══ MATERIAL ══
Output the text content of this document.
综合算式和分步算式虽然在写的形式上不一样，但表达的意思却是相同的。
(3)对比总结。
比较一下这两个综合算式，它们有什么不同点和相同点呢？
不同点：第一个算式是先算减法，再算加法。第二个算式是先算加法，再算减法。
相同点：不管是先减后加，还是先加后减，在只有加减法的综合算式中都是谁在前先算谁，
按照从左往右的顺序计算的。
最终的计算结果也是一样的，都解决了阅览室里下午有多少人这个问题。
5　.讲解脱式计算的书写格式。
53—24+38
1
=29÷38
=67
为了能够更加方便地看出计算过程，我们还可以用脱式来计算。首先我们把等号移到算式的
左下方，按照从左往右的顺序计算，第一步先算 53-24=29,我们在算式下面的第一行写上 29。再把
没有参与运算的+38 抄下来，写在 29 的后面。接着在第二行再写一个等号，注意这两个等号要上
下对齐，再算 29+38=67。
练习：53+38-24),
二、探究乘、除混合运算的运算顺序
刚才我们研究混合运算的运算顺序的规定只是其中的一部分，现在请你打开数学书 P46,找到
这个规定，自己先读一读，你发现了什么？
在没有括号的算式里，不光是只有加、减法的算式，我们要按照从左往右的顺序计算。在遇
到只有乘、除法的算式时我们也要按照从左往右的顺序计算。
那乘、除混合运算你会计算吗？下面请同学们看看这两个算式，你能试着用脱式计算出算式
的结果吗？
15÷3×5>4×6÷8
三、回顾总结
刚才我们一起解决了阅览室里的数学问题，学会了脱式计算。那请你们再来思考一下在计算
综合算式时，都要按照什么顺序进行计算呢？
═══
══ MATERIAL ══
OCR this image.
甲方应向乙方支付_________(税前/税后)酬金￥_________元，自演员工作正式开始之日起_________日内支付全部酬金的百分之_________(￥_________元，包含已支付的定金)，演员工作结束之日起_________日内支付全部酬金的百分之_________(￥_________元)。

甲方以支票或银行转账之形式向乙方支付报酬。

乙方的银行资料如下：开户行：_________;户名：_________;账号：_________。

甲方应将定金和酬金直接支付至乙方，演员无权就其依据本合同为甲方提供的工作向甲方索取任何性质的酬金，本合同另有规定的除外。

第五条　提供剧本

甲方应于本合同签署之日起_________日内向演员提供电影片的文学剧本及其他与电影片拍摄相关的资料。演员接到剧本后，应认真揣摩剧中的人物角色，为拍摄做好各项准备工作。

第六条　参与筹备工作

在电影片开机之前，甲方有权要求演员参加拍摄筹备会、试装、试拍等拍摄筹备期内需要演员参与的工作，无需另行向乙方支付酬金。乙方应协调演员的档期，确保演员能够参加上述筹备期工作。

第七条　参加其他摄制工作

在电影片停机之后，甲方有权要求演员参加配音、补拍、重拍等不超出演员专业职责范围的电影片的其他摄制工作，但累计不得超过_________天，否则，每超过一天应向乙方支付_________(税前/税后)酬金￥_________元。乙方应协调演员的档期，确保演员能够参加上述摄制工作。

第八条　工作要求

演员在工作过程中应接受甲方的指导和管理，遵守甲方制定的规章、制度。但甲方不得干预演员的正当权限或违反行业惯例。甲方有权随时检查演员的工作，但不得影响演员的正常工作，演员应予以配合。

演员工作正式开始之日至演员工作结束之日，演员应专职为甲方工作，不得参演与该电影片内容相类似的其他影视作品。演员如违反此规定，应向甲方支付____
═══
## EXERCISE DESCRIPTION
Pull out all lines from the entries above that include the word "this".

## REPLY
Output the text content of this document.
OCR this image.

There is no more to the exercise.